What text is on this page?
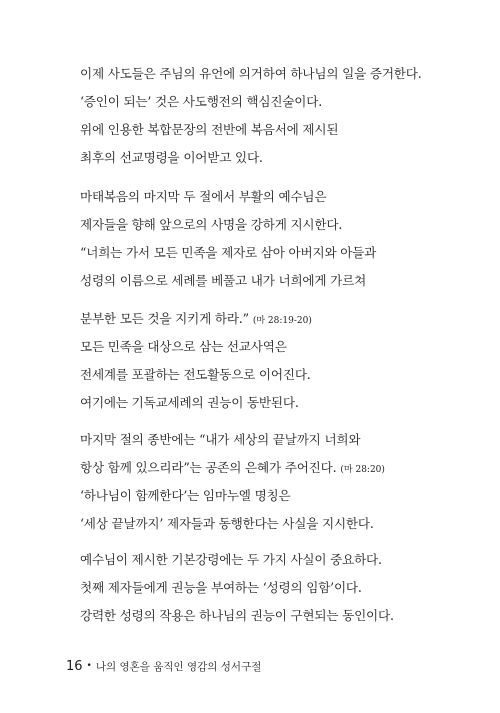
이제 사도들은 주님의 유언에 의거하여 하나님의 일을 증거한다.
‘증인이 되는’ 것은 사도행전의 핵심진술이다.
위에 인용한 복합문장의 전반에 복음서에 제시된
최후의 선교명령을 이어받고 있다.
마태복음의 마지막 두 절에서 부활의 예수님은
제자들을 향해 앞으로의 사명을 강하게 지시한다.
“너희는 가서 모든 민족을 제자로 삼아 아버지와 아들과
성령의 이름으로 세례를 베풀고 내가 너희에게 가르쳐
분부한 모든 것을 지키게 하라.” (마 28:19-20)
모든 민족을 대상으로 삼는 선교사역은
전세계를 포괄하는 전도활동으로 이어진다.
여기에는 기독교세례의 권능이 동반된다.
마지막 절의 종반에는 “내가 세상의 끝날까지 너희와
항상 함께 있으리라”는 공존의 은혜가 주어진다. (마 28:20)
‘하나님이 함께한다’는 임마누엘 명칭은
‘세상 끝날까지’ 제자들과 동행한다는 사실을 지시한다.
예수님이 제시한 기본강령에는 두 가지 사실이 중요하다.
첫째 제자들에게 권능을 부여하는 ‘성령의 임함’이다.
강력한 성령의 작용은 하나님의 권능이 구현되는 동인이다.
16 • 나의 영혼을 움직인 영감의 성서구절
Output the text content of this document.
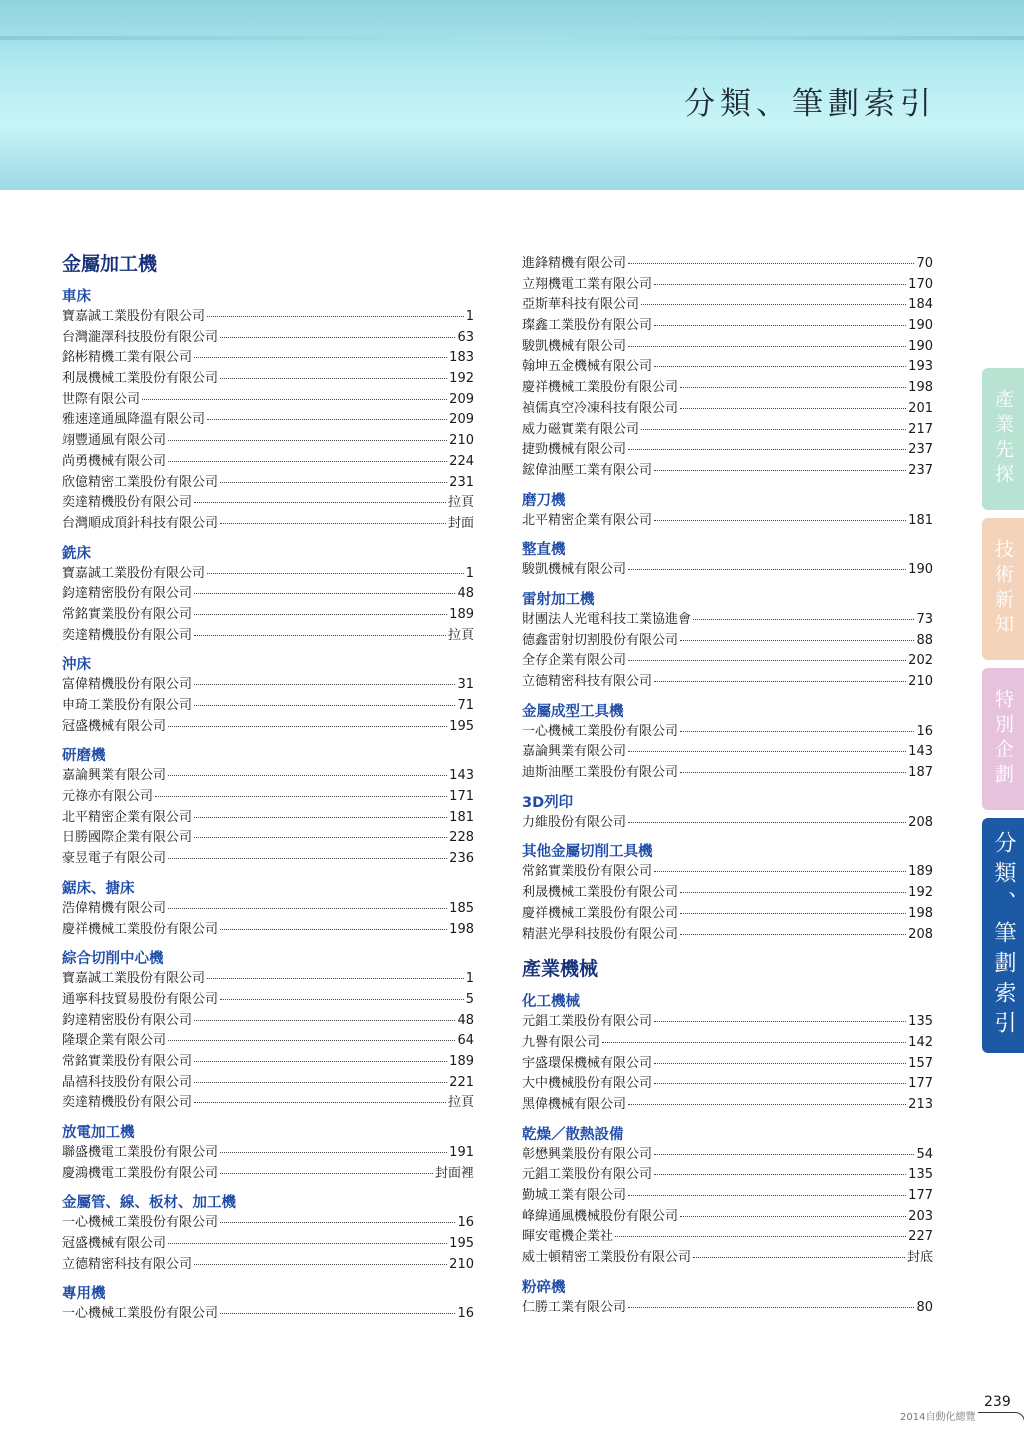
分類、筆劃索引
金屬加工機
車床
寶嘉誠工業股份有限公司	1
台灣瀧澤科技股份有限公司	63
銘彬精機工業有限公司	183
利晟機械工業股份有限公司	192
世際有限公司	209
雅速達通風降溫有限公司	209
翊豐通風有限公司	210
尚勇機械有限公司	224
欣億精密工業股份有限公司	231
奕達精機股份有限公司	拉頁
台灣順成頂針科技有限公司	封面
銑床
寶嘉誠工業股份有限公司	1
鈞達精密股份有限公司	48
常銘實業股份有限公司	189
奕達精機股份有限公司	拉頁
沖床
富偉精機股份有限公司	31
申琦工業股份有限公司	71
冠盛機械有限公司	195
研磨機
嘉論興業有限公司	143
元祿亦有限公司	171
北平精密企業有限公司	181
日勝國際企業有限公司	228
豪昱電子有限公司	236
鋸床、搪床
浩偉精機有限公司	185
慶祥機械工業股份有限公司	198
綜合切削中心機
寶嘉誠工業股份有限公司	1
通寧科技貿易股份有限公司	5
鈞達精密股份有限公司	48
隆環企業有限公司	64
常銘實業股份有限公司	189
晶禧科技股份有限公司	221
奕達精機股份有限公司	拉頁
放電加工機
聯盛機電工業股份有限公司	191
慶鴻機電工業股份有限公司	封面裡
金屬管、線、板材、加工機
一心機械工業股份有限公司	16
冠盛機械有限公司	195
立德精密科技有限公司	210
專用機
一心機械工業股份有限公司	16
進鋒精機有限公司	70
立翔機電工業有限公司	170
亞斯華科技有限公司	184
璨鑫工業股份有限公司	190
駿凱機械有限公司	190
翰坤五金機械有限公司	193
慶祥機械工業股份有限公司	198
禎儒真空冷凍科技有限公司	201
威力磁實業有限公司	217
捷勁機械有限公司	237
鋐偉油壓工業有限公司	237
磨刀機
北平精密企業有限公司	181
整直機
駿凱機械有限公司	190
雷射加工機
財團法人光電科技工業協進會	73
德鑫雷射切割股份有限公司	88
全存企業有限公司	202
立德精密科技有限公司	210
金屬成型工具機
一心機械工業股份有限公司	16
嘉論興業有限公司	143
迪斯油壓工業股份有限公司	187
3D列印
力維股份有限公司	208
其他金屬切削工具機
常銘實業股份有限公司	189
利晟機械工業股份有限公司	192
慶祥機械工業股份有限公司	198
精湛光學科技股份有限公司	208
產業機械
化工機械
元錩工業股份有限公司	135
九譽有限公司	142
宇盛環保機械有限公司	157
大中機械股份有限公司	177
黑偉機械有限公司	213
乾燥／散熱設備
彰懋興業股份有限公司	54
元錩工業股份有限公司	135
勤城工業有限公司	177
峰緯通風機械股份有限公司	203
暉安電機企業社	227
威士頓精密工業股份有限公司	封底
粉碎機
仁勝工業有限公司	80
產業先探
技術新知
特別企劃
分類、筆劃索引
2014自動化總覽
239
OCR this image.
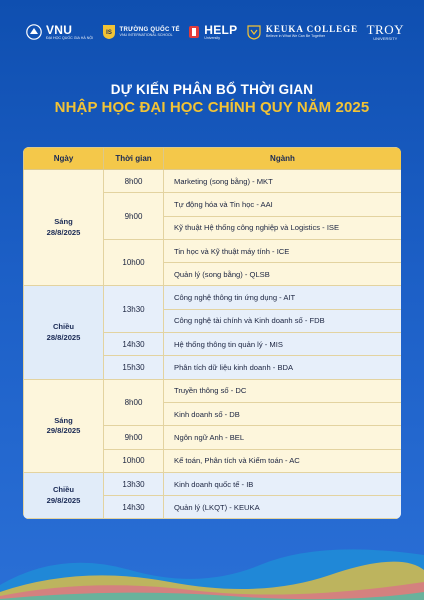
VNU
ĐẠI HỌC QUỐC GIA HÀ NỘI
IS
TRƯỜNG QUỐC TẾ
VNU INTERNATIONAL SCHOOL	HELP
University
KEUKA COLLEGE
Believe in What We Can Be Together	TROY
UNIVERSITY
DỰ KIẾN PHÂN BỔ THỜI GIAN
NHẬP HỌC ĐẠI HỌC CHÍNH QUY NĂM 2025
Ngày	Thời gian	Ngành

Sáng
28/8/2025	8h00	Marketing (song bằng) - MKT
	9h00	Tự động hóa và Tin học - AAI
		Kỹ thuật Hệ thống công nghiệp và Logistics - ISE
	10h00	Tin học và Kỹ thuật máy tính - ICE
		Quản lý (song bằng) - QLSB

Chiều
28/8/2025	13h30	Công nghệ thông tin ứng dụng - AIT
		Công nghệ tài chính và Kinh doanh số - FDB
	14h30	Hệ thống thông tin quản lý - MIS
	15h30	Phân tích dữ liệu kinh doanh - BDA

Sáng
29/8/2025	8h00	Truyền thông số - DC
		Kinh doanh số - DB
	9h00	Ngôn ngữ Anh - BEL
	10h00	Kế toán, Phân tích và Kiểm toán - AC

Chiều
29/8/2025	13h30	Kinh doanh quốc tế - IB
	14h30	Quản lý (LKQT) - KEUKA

▶ **YOUR GOAL**: Give the material again exactly as it is, but keep the pictures out.

▶ **THE REPLY**:
What text is on this page?
이제 사도들은 주님의 유언에 의거하여 하나님의 일을 증거한다.
‘증인이 되는’ 것은 사도행전의 핵심진술이다.
위에 인용한 복합문장의 전반에 복음서에 제시된
최후의 선교명령을 이어받고 있다.
마태복음의 마지막 두 절에서 부활의 예수님은
제자들을 향해 앞으로의 사명을 강하게 지시한다.
“너희는 가서 모든 민족을 제자로 삼아 아버지와 아들과
성령의 이름으로 세례를 베풀고 내가 너희에게 가르쳐
분부한 모든 것을 지키게 하라.” (마 28:19-20)
모든 민족을 대상으로 삼는 선교사역은
전세계를 포괄하는 전도활동으로 이어진다.
여기에는 기독교세례의 권능이 동반된다.
마지막 절의 종반에는 “내가 세상의 끝날까지 너희와
항상 함께 있으리라”는 공존의 은혜가 주어진다. (마 28:20)
‘하나님이 함께한다’는 임마누엘 명칭은
‘세상 끝날까지’ 제자들과 동행한다는 사실을 지시한다.
예수님이 제시한 기본강령에는 두 가지 사실이 중요하다.
첫째 제자들에게 권능을 부여하는 ‘성령의 임함’이다.
강력한 성령의 작용은 하나님의 권능이 구현되는 동인이다.
16 • 나의 영혼을 움직인 영감의 성서구절
Output the text content of this document.
分類、筆劃索引
金屬加工機
車床
寶嘉誠工業股份有限公司	1
台灣瀧澤科技股份有限公司	63
銘彬精機工業有限公司	183
利晟機械工業股份有限公司	192
世際有限公司	209
雅速達通風降溫有限公司	209
翊豐通風有限公司	210
尚勇機械有限公司	224
欣億精密工業股份有限公司	231
奕達精機股份有限公司	拉頁
台灣順成頂針科技有限公司	封面
銑床
寶嘉誠工業股份有限公司	1
鈞達精密股份有限公司	48
常銘實業股份有限公司	189
奕達精機股份有限公司	拉頁
沖床
富偉精機股份有限公司	31
申琦工業股份有限公司	71
冠盛機械有限公司	195
研磨機
嘉論興業有限公司	143
元祿亦有限公司	171
北平精密企業有限公司	181
日勝國際企業有限公司	228
豪昱電子有限公司	236
鋸床、搪床
浩偉精機有限公司	185
慶祥機械工業股份有限公司	198
綜合切削中心機
寶嘉誠工業股份有限公司	1
通寧科技貿易股份有限公司	5
鈞達精密股份有限公司	48
隆環企業有限公司	64
常銘實業股份有限公司	189
晶禧科技股份有限公司	221
奕達精機股份有限公司	拉頁
放電加工機
聯盛機電工業股份有限公司	191
慶鴻機電工業股份有限公司	封面裡
金屬管、線、板材、加工機
一心機械工業股份有限公司	16
冠盛機械有限公司	195
立德精密科技有限公司	210
專用機
一心機械工業股份有限公司	16
進鋒精機有限公司	70
立翔機電工業有限公司	170
亞斯華科技有限公司	184
璨鑫工業股份有限公司	190
駿凱機械有限公司	190
翰坤五金機械有限公司	193
慶祥機械工業股份有限公司	198
禎儒真空冷凍科技有限公司	201
威力磁實業有限公司	217
捷勁機械有限公司	237
鋐偉油壓工業有限公司	237
磨刀機
北平精密企業有限公司	181
整直機
駿凱機械有限公司	190
雷射加工機
財團法人光電科技工業協進會	73
德鑫雷射切割股份有限公司	88
全存企業有限公司	202
立德精密科技有限公司	210
金屬成型工具機
一心機械工業股份有限公司	16
嘉論興業有限公司	143
迪斯油壓工業股份有限公司	187
3D列印
力維股份有限公司	208
其他金屬切削工具機
常銘實業股份有限公司	189
利晟機械工業股份有限公司	192
慶祥機械工業股份有限公司	198
精湛光學科技股份有限公司	208
產業機械
化工機械
元錩工業股份有限公司	135
九譽有限公司	142
宇盛環保機械有限公司	157
大中機械股份有限公司	177
黑偉機械有限公司	213
乾燥／散熱設備
彰懋興業股份有限公司	54
元錩工業股份有限公司	135
勤城工業有限公司	177
峰緯通風機械股份有限公司	203
暉安電機企業社	227
威士頓精密工業股份有限公司	封底
粉碎機
仁勝工業有限公司	80
產業先探
技術新知
特別企劃
分類、筆劃索引
2014自動化總覽
239
OCR this image.
VNU
ĐẠI HỌC QUỐC GIA HÀ NỘI
IS
TRƯỜNG QUỐC TẾ
VNU INTERNATIONAL SCHOOL	HELP
University
KEUKA COLLEGE
Believe in What We Can Be Together	TROY
UNIVERSITY
DỰ KIẾN PHÂN BỔ THỜI GIAN
NHẬP HỌC ĐẠI HỌC CHÍNH QUY NĂM 2025
Ngày	Thời gian	Ngành

Sáng
28/8/2025	8h00	Marketing (song bằng) - MKT
	9h00	Tự động hóa và Tin học - AAI
		Kỹ thuật Hệ thống công nghiệp và Logistics - ISE
	10h00	Tin học và Kỹ thuật máy tính - ICE
		Quản lý (song bằng) - QLSB

Chiều
28/8/2025	13h30	Công nghệ thông tin ứng dụng - AIT
		Công nghệ tài chính và Kinh doanh số - FDB
	14h30	Hệ thống thông tin quản lý - MIS
	15h30	Phân tích dữ liệu kinh doanh - BDA

Sáng
29/8/2025	8h00	Truyền thông số - DC
		Kinh doanh số - DB
	9h00	Ngôn ngữ Anh - BEL
	10h00	Kế toán, Phân tích và Kiểm toán - AC

Chiều
29/8/2025	13h30	Kinh doanh quốc tế - IB
	14h30	Quản lý (LKQT) - KEUKA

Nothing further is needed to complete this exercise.